(Entries from a visual dataset)
────────

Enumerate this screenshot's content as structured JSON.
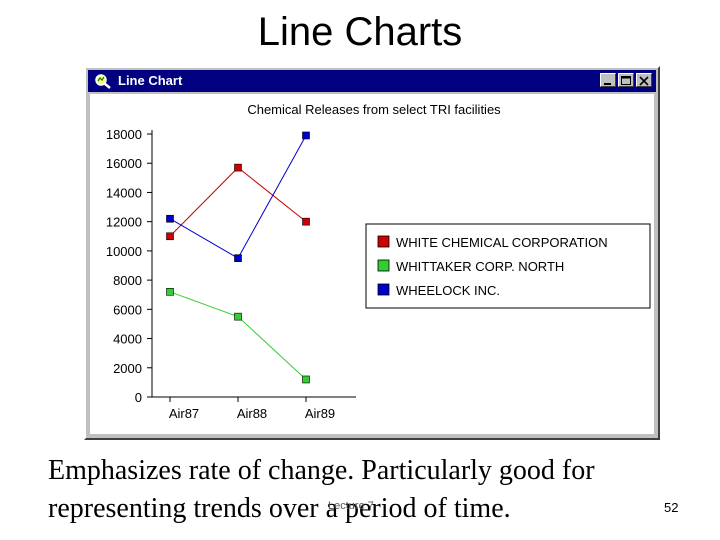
{
  "slide": {
    "title": "Line Charts",
    "caption_line1": "Emphasizes rate of change.  Particularly good for",
    "caption_line2": "representing trends over a period of time.",
    "footer": "Lecture 7",
    "page_number": "52"
  },
  "window": {
    "title": "Line Chart",
    "icon": "magnifier-chart-icon",
    "titlebar_color": "#000080"
  },
  "chart_data": {
    "type": "line",
    "title": "Chemical Releases from select TRI facilities",
    "categories": [
      "Air87",
      "Air88",
      "Air89"
    ],
    "ylim": [
      0,
      18000
    ],
    "yticks": [
      0,
      2000,
      4000,
      6000,
      8000,
      10000,
      12000,
      14000,
      16000,
      18000
    ],
    "legend_position": "right",
    "series": [
      {
        "name": "WHITE CHEMICAL CORPORATION",
        "values": [
          11000,
          15700,
          12000
        ],
        "color": "#cc0000"
      },
      {
        "name": "WHITTAKER CORP. NORTH",
        "values": [
          7200,
          5500,
          1200
        ],
        "color": "#33cc33"
      },
      {
        "name": "WHEELOCK INC.",
        "values": [
          12200,
          9500,
          17900
        ],
        "color": "#0000cc"
      }
    ]
  }
}
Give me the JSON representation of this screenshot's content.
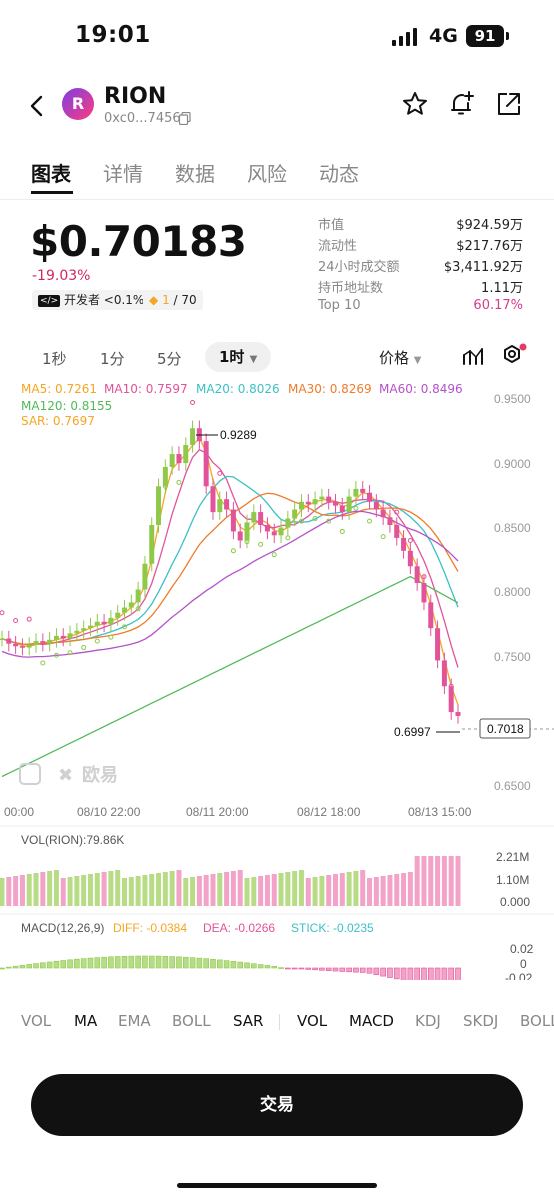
{
  "status_bar": {
    "time": "19:01",
    "network": "4G",
    "battery": "91"
  },
  "header": {
    "token_name": "RION",
    "token_address": "0xc0...7456",
    "logo_text": "R"
  },
  "tabs": [
    {
      "label": "图表",
      "active": true
    },
    {
      "label": "详情",
      "active": false
    },
    {
      "label": "数据",
      "active": false
    },
    {
      "label": "风险",
      "active": false
    },
    {
      "label": "动态",
      "active": false
    }
  ],
  "price": {
    "value": "$0.70183",
    "change": "-19.03%",
    "dev_chip": "开发者 <0.1%",
    "rank_chip_current": "1",
    "rank_chip_total": "/ 70"
  },
  "stats": [
    {
      "label": "市值",
      "value": "$924.59万"
    },
    {
      "label": "流动性",
      "value": "$217.76万"
    },
    {
      "label": "24小时成交额",
      "value": "$3,411.92万"
    },
    {
      "label": "持币地址数",
      "value": "1.11万"
    },
    {
      "label": "Top 10",
      "value": "60.17%"
    }
  ],
  "timeframes": [
    "1秒",
    "1分",
    "5分"
  ],
  "timeframe_active": "1时",
  "price_selector": "价格",
  "ma_legend": {
    "ma5": "MA5: 0.7261",
    "ma10": "MA10: 0.7597",
    "ma20": "MA20: 0.8026",
    "ma30": "MA30: 0.8269",
    "ma60": "MA60: 0.8496",
    "ma120": "MA120: 0.8155",
    "sar": "SAR: 0.7697"
  },
  "colors": {
    "up": "#8fc94a",
    "down": "#e2539a",
    "ma5": "#f5a623",
    "ma10": "#e2539a",
    "ma20": "#3cc0c6",
    "ma30": "#f07b2a",
    "ma60": "#b453c8",
    "ma120": "#52b95a"
  },
  "chart_data": {
    "type": "candlestick",
    "y_ticks": [
      "0.9500",
      "0.9000",
      "0.8500",
      "0.8000",
      "0.7500",
      "0.6500"
    ],
    "x_ticks": [
      "00:00",
      "08/10 22:00",
      "08/11 20:00",
      "08/12 18:00",
      "08/13 15:00"
    ],
    "high_label": "0.9289",
    "low_label": "0.6997",
    "current_price_label": "0.7018",
    "watermark": "欧易",
    "volume": {
      "title": "VOL(RION):79.86K",
      "ticks": [
        "2.21M",
        "1.10M",
        "0.000"
      ]
    },
    "macd": {
      "title": "MACD(12,26,9)",
      "diff": "DIFF: -0.0384",
      "dea": "DEA: -0.0266",
      "stick": "STICK: -0.0235",
      "ticks": [
        "0.02",
        "0",
        "-0.02"
      ]
    }
  },
  "indicators": [
    {
      "label": "VOL",
      "on": false
    },
    {
      "label": "MA",
      "on": true
    },
    {
      "label": "EMA",
      "on": false
    },
    {
      "label": "BOLL",
      "on": false
    },
    {
      "label": "SAR",
      "on": true
    },
    {
      "label": "VOL",
      "on": true
    },
    {
      "label": "MACD",
      "on": true
    },
    {
      "label": "KDJ",
      "on": false
    },
    {
      "label": "SKDJ",
      "on": false
    },
    {
      "label": "BOLL",
      "on": false
    }
  ],
  "trade_button": "交易"
}
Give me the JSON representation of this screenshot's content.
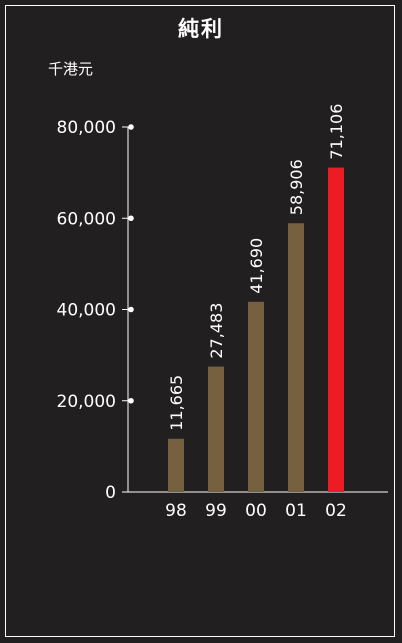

────────

*Prompt*: Give all the lines above again, character for character, without pictures.

*Response below*:
Enumerate this screenshot's content as structured JSON.
{
  "slide": {
    "title": "Line Charts",
    "caption_line1": "Emphasizes rate of change.  Particularly good for",
    "caption_line2": "representing trends over a period of time.",
    "footer": "Lecture 7",
    "page_number": "52"
  },
  "window": {
    "title": "Line Chart",
    "icon": "magnifier-chart-icon",
    "titlebar_color": "#000080"
  },
  "chart_data": {
    "type": "line",
    "title": "Chemical Releases from select TRI facilities",
    "categories": [
      "Air87",
      "Air88",
      "Air89"
    ],
    "ylim": [
      0,
      18000
    ],
    "yticks": [
      0,
      2000,
      4000,
      6000,
      8000,
      10000,
      12000,
      14000,
      16000,
      18000
    ],
    "legend_position": "right",
    "series": [
      {
        "name": "WHITE CHEMICAL CORPORATION",
        "values": [
          11000,
          15700,
          12000
        ],
        "color": "#cc0000"
      },
      {
        "name": "WHITTAKER CORP. NORTH",
        "values": [
          7200,
          5500,
          1200
        ],
        "color": "#33cc33"
      },
      {
        "name": "WHEELOCK INC.",
        "values": [
          12200,
          9500,
          17900
        ],
        "color": "#0000cc"
      }
    ]
  }
}
Give me the JSON representation of this screenshot's content.
{
  "status_bar": {
    "time": "19:01",
    "network": "4G",
    "battery": "91"
  },
  "header": {
    "token_name": "RION",
    "token_address": "0xc0...7456",
    "logo_text": "R"
  },
  "tabs": [
    {
      "label": "图表",
      "active": true
    },
    {
      "label": "详情",
      "active": false
    },
    {
      "label": "数据",
      "active": false
    },
    {
      "label": "风险",
      "active": false
    },
    {
      "label": "动态",
      "active": false
    }
  ],
  "price": {
    "value": "$0.70183",
    "change": "-19.03%",
    "dev_chip": "开发者 <0.1%",
    "rank_chip_current": "1",
    "rank_chip_total": "/ 70"
  },
  "stats": [
    {
      "label": "市值",
      "value": "$924.59万"
    },
    {
      "label": "流动性",
      "value": "$217.76万"
    },
    {
      "label": "24小时成交额",
      "value": "$3,411.92万"
    },
    {
      "label": "持币地址数",
      "value": "1.11万"
    },
    {
      "label": "Top 10",
      "value": "60.17%"
    }
  ],
  "timeframes": [
    "1秒",
    "1分",
    "5分"
  ],
  "timeframe_active": "1时",
  "price_selector": "价格",
  "ma_legend": {
    "ma5": "MA5: 0.7261",
    "ma10": "MA10: 0.7597",
    "ma20": "MA20: 0.8026",
    "ma30": "MA30: 0.8269",
    "ma60": "MA60: 0.8496",
    "ma120": "MA120: 0.8155",
    "sar": "SAR: 0.7697"
  },
  "colors": {
    "up": "#8fc94a",
    "down": "#e2539a",
    "ma5": "#f5a623",
    "ma10": "#e2539a",
    "ma20": "#3cc0c6",
    "ma30": "#f07b2a",
    "ma60": "#b453c8",
    "ma120": "#52b95a"
  },
  "chart_data": {
    "type": "candlestick",
    "y_ticks": [
      "0.9500",
      "0.9000",
      "0.8500",
      "0.8000",
      "0.7500",
      "0.6500"
    ],
    "x_ticks": [
      "00:00",
      "08/10 22:00",
      "08/11 20:00",
      "08/12 18:00",
      "08/13 15:00"
    ],
    "high_label": "0.9289",
    "low_label": "0.6997",
    "current_price_label": "0.7018",
    "watermark": "欧易",
    "volume": {
      "title": "VOL(RION):79.86K",
      "ticks": [
        "2.21M",
        "1.10M",
        "0.000"
      ]
    },
    "macd": {
      "title": "MACD(12,26,9)",
      "diff": "DIFF: -0.0384",
      "dea": "DEA: -0.0266",
      "stick": "STICK: -0.0235",
      "ticks": [
        "0.02",
        "0",
        "-0.02"
      ]
    }
  },
  "indicators": [
    {
      "label": "VOL",
      "on": false
    },
    {
      "label": "MA",
      "on": true
    },
    {
      "label": "EMA",
      "on": false
    },
    {
      "label": "BOLL",
      "on": false
    },
    {
      "label": "SAR",
      "on": true
    },
    {
      "label": "VOL",
      "on": true
    },
    {
      "label": "MACD",
      "on": true
    },
    {
      "label": "KDJ",
      "on": false
    },
    {
      "label": "SKDJ",
      "on": false
    },
    {
      "label": "BOLL",
      "on": false
    }
  ],
  "trade_button": "交易"
}
Give me the JSON representation of this screenshot's content.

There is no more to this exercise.